**Directions for this task:**
Scan the entries below for the word "JSON". Copy each line that has it.

--- START Data entries ---

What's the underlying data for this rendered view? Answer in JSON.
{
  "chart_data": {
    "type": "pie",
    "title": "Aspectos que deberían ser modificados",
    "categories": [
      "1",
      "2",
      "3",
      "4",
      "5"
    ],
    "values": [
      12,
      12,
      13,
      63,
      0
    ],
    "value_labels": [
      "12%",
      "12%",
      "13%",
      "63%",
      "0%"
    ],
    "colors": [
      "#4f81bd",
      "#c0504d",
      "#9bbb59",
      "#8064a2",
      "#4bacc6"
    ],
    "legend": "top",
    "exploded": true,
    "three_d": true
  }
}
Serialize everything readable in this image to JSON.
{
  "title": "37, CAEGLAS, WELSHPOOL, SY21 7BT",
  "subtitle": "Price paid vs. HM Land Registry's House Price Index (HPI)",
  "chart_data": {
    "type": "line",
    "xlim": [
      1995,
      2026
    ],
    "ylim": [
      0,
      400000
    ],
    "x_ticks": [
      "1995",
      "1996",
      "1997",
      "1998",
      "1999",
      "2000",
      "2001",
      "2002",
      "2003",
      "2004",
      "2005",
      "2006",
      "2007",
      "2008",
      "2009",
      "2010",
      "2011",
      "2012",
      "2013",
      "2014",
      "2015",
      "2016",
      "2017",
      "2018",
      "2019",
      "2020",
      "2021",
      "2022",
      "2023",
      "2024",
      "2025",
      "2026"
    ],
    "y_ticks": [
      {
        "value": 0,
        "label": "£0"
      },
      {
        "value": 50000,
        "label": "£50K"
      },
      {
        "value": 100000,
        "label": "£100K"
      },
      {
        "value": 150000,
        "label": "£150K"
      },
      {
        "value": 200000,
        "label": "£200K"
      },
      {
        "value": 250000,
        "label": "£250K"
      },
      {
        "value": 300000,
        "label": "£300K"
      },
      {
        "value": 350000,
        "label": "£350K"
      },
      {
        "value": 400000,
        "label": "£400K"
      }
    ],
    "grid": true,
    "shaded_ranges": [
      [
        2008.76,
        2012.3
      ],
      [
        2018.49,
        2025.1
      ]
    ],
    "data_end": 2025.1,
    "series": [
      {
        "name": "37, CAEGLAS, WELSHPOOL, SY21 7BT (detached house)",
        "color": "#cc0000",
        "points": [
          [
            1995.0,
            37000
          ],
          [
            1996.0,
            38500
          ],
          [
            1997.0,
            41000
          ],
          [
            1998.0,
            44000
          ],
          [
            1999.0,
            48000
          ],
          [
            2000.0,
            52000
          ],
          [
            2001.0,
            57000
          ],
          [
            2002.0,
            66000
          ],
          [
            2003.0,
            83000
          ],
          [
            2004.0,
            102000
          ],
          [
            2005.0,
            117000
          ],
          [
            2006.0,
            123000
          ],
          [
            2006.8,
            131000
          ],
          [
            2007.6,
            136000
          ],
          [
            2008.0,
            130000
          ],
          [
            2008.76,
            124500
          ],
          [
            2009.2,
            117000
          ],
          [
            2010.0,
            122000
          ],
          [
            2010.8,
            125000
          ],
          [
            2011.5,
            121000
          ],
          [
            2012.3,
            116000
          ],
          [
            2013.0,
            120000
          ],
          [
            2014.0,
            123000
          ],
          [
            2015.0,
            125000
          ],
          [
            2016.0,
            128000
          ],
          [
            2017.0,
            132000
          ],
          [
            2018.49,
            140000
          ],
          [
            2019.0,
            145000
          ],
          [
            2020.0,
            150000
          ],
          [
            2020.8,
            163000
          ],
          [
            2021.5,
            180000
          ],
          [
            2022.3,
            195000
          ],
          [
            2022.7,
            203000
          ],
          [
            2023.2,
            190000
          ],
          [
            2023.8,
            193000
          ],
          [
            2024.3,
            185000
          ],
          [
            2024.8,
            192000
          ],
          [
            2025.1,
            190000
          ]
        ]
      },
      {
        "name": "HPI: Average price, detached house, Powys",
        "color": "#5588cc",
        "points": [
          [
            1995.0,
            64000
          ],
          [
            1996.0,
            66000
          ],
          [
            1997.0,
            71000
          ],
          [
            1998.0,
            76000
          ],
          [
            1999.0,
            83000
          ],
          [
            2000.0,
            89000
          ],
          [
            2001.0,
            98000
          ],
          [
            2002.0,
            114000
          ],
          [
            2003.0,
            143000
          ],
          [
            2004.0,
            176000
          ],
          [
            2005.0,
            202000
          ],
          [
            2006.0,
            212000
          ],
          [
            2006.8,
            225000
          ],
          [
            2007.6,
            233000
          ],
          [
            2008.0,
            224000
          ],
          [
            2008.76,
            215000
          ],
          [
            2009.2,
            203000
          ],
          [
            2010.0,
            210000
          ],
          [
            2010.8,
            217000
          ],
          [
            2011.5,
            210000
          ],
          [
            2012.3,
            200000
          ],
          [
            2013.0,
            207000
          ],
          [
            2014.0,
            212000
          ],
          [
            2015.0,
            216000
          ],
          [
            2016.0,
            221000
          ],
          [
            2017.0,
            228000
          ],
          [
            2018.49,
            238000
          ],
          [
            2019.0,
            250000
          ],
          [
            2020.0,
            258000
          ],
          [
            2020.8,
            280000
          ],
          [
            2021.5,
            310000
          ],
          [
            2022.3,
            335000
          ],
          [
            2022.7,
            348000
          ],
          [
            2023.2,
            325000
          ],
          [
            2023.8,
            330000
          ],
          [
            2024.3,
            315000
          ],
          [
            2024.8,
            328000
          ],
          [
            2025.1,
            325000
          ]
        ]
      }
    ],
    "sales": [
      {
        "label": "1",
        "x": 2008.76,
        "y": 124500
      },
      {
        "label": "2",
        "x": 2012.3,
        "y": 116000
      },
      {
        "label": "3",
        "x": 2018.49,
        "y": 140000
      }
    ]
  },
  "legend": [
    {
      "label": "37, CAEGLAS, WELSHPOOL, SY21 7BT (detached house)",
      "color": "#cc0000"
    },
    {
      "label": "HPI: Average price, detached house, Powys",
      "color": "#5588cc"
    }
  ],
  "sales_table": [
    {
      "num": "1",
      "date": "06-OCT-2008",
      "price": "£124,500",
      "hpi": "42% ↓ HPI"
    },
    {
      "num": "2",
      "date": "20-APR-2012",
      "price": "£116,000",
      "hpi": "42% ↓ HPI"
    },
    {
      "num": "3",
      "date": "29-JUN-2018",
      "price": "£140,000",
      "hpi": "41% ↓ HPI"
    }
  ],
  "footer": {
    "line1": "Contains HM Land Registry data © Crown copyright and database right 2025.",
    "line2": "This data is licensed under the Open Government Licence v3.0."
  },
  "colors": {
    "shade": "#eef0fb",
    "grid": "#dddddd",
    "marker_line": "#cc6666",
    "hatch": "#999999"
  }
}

--- END Data entries ---

**Complete output:**
What's the underlying data for this rendered view? Answer in JSON.
Serialize everything readable in this image to JSON.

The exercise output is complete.